# Exercise description
Gather all lines in the entries that include the word "ainda".

━━━━━━━━━━━━━━━━━━━━

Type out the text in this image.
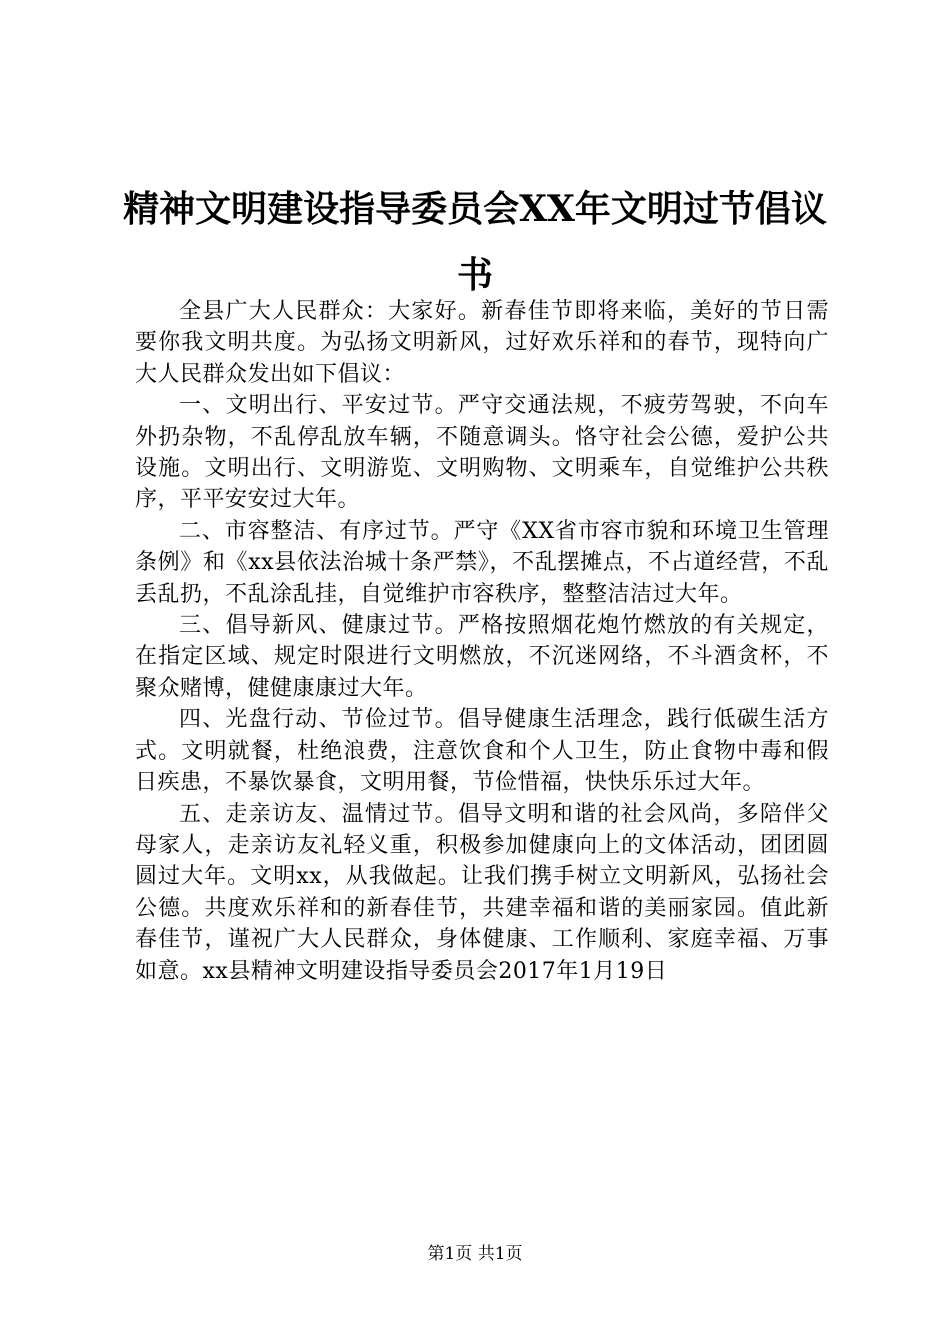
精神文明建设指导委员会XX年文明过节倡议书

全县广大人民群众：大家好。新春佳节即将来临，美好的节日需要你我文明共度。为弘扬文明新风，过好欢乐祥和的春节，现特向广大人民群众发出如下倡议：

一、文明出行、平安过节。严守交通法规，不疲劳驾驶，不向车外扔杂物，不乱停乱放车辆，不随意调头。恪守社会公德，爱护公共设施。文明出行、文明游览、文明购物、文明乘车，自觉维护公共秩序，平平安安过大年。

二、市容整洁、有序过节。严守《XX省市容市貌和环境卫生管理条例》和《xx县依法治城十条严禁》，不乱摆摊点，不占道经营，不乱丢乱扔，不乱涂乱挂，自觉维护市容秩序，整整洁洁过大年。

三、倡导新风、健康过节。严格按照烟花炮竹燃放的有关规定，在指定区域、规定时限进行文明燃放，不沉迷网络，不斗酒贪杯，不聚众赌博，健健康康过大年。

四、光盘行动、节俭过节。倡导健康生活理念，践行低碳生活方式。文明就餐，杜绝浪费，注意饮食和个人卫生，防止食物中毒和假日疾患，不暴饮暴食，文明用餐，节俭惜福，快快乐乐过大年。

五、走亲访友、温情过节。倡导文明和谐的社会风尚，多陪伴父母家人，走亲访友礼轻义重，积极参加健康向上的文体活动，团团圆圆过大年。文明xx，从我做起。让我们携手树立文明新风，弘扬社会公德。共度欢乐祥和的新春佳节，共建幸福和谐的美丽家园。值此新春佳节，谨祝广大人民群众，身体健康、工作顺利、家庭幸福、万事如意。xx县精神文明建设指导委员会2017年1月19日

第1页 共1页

━━━━━━━━━━━━━━━━━━━━

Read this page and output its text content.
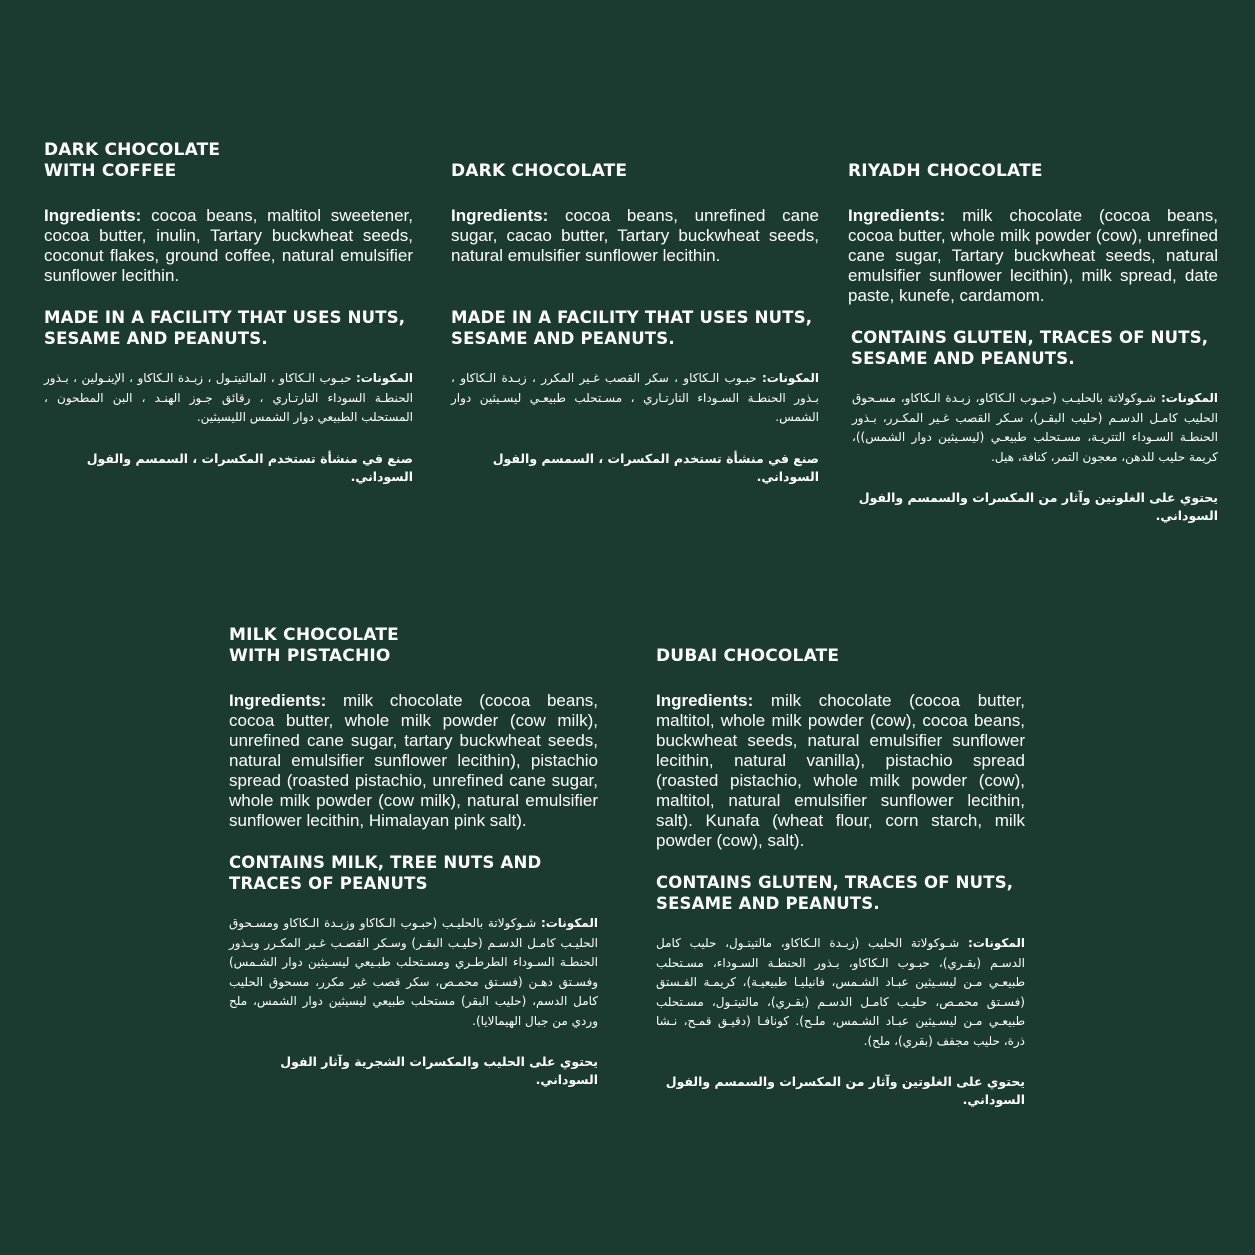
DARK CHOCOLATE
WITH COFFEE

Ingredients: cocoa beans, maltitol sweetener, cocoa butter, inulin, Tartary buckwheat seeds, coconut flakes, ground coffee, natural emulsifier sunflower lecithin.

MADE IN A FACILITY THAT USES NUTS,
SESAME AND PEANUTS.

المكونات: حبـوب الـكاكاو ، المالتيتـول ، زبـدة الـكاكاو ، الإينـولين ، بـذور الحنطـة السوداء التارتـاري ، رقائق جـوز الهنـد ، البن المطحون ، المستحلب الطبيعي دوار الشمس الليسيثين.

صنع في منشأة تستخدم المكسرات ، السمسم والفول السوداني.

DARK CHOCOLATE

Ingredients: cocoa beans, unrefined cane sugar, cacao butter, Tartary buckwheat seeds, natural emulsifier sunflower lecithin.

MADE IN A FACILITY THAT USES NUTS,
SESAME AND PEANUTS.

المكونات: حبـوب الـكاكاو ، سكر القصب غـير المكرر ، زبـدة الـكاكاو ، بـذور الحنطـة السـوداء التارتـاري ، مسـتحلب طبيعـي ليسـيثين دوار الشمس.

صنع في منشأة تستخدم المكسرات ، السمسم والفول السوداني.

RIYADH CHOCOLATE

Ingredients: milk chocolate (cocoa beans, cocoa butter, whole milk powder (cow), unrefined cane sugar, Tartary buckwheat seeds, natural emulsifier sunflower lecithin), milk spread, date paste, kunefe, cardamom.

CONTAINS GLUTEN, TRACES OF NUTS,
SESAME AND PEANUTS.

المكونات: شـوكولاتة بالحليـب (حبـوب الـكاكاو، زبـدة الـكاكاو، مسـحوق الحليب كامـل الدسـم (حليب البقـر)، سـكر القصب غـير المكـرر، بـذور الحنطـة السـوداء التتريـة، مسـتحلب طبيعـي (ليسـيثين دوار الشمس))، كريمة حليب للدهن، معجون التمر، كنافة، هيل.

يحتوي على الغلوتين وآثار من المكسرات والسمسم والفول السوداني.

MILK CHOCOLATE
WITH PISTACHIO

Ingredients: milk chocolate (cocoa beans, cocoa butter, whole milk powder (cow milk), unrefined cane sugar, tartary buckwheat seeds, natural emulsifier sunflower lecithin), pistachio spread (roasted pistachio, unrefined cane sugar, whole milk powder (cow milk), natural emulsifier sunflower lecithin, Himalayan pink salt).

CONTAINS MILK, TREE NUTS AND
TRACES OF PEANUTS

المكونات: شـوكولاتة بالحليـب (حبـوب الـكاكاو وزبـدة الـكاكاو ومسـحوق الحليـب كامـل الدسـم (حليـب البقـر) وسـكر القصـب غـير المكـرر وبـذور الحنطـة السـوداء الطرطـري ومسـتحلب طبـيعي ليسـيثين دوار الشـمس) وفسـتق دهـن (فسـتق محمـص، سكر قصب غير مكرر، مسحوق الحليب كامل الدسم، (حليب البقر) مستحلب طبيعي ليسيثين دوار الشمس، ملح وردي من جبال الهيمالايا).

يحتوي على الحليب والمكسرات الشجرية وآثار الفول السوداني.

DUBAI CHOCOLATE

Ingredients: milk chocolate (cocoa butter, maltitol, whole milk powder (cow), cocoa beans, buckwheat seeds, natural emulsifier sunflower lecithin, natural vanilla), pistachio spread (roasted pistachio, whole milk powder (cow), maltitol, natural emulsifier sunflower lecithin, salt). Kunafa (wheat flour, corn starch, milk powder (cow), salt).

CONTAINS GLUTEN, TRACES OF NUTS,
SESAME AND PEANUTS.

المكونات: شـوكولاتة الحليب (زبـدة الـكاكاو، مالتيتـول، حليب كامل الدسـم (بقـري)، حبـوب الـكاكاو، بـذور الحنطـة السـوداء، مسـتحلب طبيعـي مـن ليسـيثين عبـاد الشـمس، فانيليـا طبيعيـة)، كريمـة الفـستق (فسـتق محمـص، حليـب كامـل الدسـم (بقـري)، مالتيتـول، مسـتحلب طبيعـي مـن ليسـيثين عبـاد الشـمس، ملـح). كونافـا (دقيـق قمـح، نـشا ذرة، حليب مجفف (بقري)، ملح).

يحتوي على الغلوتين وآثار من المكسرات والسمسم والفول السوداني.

━━━━━━━━━━━━━━━━━━━━

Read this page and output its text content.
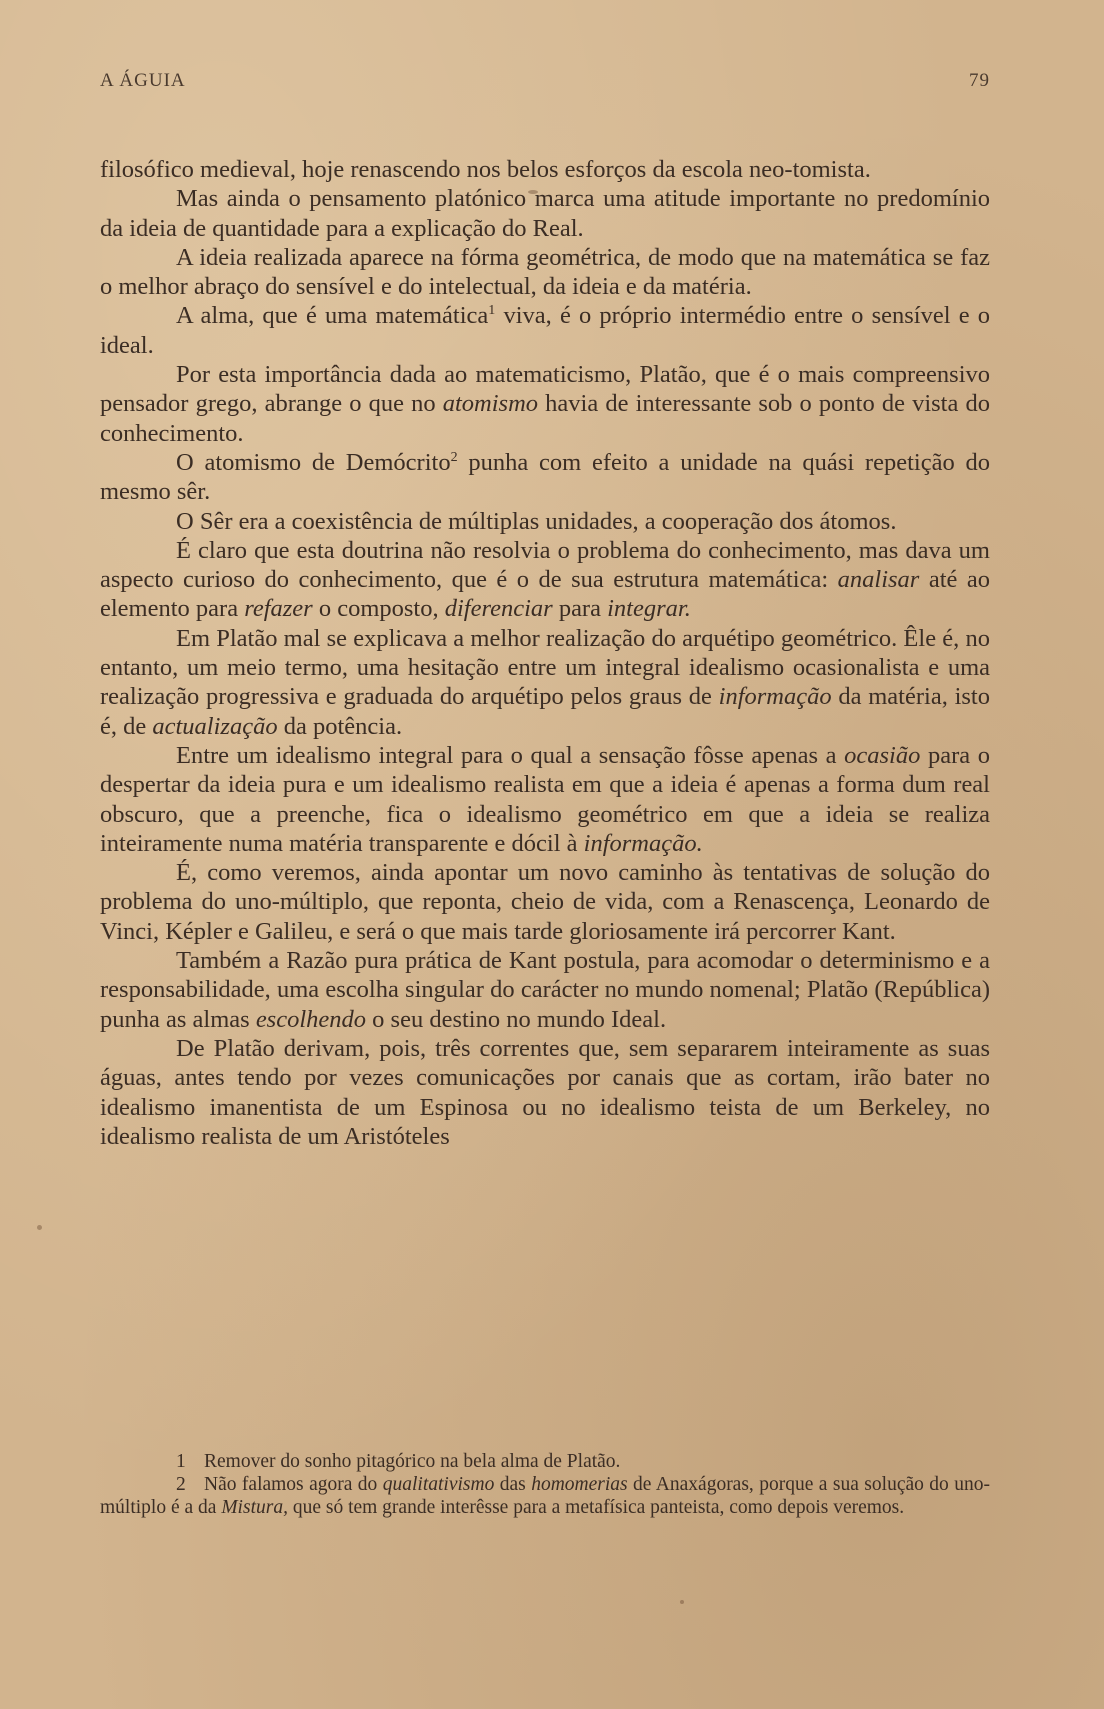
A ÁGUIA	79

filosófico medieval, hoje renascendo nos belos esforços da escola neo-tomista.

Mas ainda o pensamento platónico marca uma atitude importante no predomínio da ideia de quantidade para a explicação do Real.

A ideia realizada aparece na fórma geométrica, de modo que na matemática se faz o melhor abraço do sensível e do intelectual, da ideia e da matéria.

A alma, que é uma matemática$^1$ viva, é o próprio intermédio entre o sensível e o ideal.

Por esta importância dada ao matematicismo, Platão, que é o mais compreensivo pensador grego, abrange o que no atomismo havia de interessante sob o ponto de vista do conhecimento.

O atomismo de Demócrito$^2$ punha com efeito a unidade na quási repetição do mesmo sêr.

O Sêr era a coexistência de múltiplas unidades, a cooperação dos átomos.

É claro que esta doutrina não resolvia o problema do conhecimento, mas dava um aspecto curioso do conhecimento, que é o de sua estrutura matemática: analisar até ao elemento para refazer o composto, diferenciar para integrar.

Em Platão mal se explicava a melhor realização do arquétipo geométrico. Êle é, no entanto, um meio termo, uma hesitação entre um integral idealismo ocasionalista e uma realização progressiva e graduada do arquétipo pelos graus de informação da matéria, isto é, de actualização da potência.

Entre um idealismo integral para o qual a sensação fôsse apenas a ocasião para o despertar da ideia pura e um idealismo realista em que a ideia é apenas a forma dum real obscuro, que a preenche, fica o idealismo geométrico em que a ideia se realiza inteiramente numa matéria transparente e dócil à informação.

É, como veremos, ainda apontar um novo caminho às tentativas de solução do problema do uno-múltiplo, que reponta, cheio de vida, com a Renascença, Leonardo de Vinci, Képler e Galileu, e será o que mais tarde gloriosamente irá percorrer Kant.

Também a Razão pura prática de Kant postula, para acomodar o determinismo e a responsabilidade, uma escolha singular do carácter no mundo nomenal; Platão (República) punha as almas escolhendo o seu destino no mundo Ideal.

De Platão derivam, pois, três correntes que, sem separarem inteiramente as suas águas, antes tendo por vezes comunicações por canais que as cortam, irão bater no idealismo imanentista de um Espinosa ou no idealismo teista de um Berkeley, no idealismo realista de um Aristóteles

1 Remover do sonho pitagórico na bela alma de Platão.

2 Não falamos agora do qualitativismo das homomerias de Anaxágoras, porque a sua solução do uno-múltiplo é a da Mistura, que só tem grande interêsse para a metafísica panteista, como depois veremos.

━━━━━━━━━━━━━━━━━━━━

# Response below
Mas ainda o pensamento platónico marca uma atitude importante no predomínio da ideia de quantidade para a explicação do Real.
É, como veremos, ainda apontar um novo caminho às tentativas de solução do problema do uno-múltiplo, que reponta, cheio de vida, com a Renascença, Leonardo de Vinci, Képler e Galileu, e será o que mais tarde gloriosamente irá percorrer Kant.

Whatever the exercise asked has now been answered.